(Given instruction): Pull out all lines from the listing below in which the word "sketcher" appears.

(Extracted information):

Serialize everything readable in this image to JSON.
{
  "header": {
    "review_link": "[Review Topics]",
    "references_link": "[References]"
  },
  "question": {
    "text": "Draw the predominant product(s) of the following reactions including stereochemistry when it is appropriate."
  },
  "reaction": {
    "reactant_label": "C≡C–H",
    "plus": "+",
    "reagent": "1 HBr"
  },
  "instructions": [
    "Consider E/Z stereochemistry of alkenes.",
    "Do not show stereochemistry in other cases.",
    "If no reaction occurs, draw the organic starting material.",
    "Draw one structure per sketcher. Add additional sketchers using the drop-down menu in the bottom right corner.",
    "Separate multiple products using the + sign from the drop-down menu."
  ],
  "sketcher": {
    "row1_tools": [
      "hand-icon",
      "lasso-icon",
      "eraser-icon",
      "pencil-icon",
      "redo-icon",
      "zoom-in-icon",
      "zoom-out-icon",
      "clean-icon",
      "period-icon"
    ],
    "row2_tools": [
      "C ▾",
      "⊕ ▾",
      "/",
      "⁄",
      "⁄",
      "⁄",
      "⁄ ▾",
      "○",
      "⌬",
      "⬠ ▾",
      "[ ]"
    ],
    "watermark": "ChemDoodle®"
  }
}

(Exercise response):
    "Draw one structure per sketcher. Add additional sketchers using the drop-down menu in the bottom right corner.",
  "sketcher": {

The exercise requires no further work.